Requirements: Could you print all the entries exactly?

Working data:
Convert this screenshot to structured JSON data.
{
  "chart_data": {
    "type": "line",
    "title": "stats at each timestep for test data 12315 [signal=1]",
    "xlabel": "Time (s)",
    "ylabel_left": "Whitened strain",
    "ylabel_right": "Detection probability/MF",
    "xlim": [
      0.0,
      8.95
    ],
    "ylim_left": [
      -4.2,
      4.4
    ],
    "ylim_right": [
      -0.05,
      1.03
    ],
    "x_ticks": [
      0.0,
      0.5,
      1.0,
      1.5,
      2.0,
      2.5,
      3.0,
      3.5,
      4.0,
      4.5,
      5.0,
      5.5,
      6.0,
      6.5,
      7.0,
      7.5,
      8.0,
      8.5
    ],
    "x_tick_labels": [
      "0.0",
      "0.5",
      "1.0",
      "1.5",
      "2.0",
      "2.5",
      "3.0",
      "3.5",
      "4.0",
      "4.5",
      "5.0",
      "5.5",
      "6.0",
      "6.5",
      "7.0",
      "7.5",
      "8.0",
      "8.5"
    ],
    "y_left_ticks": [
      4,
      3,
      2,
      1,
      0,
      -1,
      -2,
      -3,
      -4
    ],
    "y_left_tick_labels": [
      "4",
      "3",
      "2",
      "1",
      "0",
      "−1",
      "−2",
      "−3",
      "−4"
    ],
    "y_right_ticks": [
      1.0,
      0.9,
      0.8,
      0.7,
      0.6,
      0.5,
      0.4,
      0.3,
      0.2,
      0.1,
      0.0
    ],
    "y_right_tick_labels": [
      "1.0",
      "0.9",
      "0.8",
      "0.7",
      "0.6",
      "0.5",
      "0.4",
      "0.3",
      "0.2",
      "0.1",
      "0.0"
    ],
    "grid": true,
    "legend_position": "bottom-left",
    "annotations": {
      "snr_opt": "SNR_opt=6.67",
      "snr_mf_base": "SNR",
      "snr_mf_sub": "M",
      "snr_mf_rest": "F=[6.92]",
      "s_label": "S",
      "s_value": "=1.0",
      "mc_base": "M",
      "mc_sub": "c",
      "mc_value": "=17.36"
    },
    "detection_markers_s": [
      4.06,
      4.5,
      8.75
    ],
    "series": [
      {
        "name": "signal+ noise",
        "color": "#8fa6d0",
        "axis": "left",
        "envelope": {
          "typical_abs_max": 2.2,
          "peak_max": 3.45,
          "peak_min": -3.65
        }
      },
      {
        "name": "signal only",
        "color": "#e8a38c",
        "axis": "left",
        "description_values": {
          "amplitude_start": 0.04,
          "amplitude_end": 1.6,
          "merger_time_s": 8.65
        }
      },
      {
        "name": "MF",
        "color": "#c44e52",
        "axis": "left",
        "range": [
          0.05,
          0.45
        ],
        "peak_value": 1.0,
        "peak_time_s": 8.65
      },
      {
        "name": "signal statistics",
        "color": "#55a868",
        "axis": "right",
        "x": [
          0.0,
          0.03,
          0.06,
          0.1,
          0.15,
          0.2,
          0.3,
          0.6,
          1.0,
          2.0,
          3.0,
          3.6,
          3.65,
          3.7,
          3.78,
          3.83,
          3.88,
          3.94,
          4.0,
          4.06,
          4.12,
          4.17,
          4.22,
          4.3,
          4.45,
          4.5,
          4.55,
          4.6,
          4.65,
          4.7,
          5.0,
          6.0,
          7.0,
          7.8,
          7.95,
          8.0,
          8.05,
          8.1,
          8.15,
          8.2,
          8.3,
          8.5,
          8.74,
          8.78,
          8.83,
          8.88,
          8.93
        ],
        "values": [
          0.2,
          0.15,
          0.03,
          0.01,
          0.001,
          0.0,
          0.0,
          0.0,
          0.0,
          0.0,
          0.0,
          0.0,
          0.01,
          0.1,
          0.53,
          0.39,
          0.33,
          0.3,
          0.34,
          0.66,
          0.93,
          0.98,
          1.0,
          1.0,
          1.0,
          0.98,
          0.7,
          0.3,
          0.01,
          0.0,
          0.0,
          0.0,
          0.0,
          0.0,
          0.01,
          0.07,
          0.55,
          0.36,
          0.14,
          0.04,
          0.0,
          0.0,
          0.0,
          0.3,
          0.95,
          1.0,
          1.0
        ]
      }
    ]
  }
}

Solution:
Convert this screenshot to structured JSON data.
{
  "chart_data": {
    "type": "line",
    "title": "stats at each timestep for test data 12315 [signal=1]",
    "xlabel": "Time (s)",
    "ylabel_left": "Whitened strain",
    "ylabel_right": "Detection probability/MF",
    "xlim": [
      0.0,
      8.95
    ],
    "ylim_left": [
      -4.2,
      4.4
    ],
    "ylim_right": [
      -0.05,
      1.03
    ],
    "x_ticks": [
      0.0,
      0.5,
      1.0,
      1.5,
      2.0,
      2.5,
      3.0,
      3.5,
      4.0,
      4.5,
      5.0,
      5.5,
      6.0,
      6.5,
      7.0,
      7.5,
      8.0,
      8.5
    ],
    "x_tick_labels": [
      "0.0",
      "0.5",
      "1.0",
      "1.5",
      "2.0",
      "2.5",
      "3.0",
      "3.5",
      "4.0",
      "4.5",
      "5.0",
      "5.5",
      "6.0",
      "6.5",
      "7.0",
      "7.5",
      "8.0",
      "8.5"
    ],
    "y_left_ticks": [
      4,
      3,
      2,
      1,
      0,
      -1,
      -2,
      -3,
      -4
    ],
    "y_left_tick_labels": [
      "4",
      "3",
      "2",
      "1",
      "0",
      "−1",
      "−2",
      "−3",
      "−4"
    ],
    "y_right_ticks": [
      1.0,
      0.9,
      0.8,
      0.7,
      0.6,
      0.5,
      0.4,
      0.3,
      0.2,
      0.1,
      0.0
    ],
    "y_right_tick_labels": [
      "1.0",
      "0.9",
      "0.8",
      "0.7",
      "0.6",
      "0.5",
      "0.4",
      "0.3",
      "0.2",
      "0.1",
      "0.0"
    ],
    "grid": true,
    "legend_position": "bottom-left",
    "annotations": {
      "snr_opt": "SNR_opt=6.67",
      "snr_mf_base": "SNR",
      "snr_mf_sub": "M",
      "snr_mf_rest": "F=[6.92]",
      "s_label": "S",
      "s_value": "=1.0",
      "mc_base": "M",
      "mc_sub": "c",
      "mc_value": "=17.36"
    },
    "detection_markers_s": [
      4.06,
      4.5,
      8.75
    ],
    "series": [
      {
        "name": "signal+ noise",
        "color": "#8fa6d0",
        "axis": "left",
        "envelope": {
          "typical_abs_max": 2.2,
          "peak_max": 3.45,
          "peak_min": -3.65
        }
      },
      {
        "name": "signal only",
        "color": "#e8a38c",
        "axis": "left",
        "description_values": {
          "amplitude_start": 0.04,
          "amplitude_end": 1.6,
          "merger_time_s": 8.65
        }
      },
      {
        "name": "MF",
        "color": "#c44e52",
        "axis": "left",
        "range": [
          0.05,
          0.45
        ],
        "peak_value": 1.0,
        "peak_time_s": 8.65
      },
      {
        "name": "signal statistics",
        "color": "#55a868",
        "axis": "right",
        "x": [
          0.0,
          0.03,
          0.06,
          0.1,
          0.15,
          0.2,
          0.3,
          0.6,
          1.0,
          2.0,
          3.0,
          3.6,
          3.65,
          3.7,
          3.78,
          3.83,
          3.88,
          3.94,
          4.0,
          4.06,
          4.12,
          4.17,
          4.22,
          4.3,
          4.45,
          4.5,
          4.55,
          4.6,
          4.65,
          4.7,
          5.0,
          6.0,
          7.0,
          7.8,
          7.95,
          8.0,
          8.05,
          8.1,
          8.15,
          8.2,
          8.3,
          8.5,
          8.74,
          8.78,
          8.83,
          8.88,
          8.93
        ],
        "values": [
          0.2,
          0.15,
          0.03,
          0.01,
          0.001,
          0.0,
          0.0,
          0.0,
          0.0,
          0.0,
          0.0,
          0.0,
          0.01,
          0.1,
          0.53,
          0.39,
          0.33,
          0.3,
          0.34,
          0.66,
          0.93,
          0.98,
          1.0,
          1.0,
          1.0,
          0.98,
          0.7,
          0.3,
          0.01,
          0.0,
          0.0,
          0.0,
          0.0,
          0.0,
          0.01,
          0.07,
          0.55,
          0.36,
          0.14,
          0.04,
          0.0,
          0.0,
          0.0,
          0.3,
          0.95,
          1.0,
          1.0
        ]
      }
    ]
  }
}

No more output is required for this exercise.